Data lines:
-- begin --
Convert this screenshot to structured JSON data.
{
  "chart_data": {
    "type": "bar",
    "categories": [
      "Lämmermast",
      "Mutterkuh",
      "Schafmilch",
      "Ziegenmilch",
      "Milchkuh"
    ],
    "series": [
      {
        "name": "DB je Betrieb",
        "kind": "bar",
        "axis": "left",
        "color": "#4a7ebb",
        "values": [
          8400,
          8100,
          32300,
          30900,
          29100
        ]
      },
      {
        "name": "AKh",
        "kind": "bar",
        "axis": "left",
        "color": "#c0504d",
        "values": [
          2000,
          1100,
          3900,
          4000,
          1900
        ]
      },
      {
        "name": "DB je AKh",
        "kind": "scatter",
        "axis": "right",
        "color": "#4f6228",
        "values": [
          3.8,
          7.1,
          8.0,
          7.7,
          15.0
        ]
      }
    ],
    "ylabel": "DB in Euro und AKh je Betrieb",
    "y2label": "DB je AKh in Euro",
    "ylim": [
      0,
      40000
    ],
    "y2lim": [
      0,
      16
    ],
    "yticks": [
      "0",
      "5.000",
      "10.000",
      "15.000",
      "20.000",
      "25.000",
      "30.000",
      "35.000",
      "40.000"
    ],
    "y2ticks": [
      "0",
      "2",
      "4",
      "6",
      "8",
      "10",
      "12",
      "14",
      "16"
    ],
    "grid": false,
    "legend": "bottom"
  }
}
-- end --
Exercise requirements: Repeat every line of the data, exactly and in full.

Solution to this problem:
Convert this screenshot to structured JSON data.
{
  "chart_data": {
    "type": "bar",
    "categories": [
      "Lämmermast",
      "Mutterkuh",
      "Schafmilch",
      "Ziegenmilch",
      "Milchkuh"
    ],
    "series": [
      {
        "name": "DB je Betrieb",
        "kind": "bar",
        "axis": "left",
        "color": "#4a7ebb",
        "values": [
          8400,
          8100,
          32300,
          30900,
          29100
        ]
      },
      {
        "name": "AKh",
        "kind": "bar",
        "axis": "left",
        "color": "#c0504d",
        "values": [
          2000,
          1100,
          3900,
          4000,
          1900
        ]
      },
      {
        "name": "DB je AKh",
        "kind": "scatter",
        "axis": "right",
        "color": "#4f6228",
        "values": [
          3.8,
          7.1,
          8.0,
          7.7,
          15.0
        ]
      }
    ],
    "ylabel": "DB in Euro und AKh je Betrieb",
    "y2label": "DB je AKh in Euro",
    "ylim": [
      0,
      40000
    ],
    "y2lim": [
      0,
      16
    ],
    "yticks": [
      "0",
      "5.000",
      "10.000",
      "15.000",
      "20.000",
      "25.000",
      "30.000",
      "35.000",
      "40.000"
    ],
    "y2ticks": [
      "0",
      "2",
      "4",
      "6",
      "8",
      "10",
      "12",
      "14",
      "16"
    ],
    "grid": false,
    "legend": "bottom"
  }
}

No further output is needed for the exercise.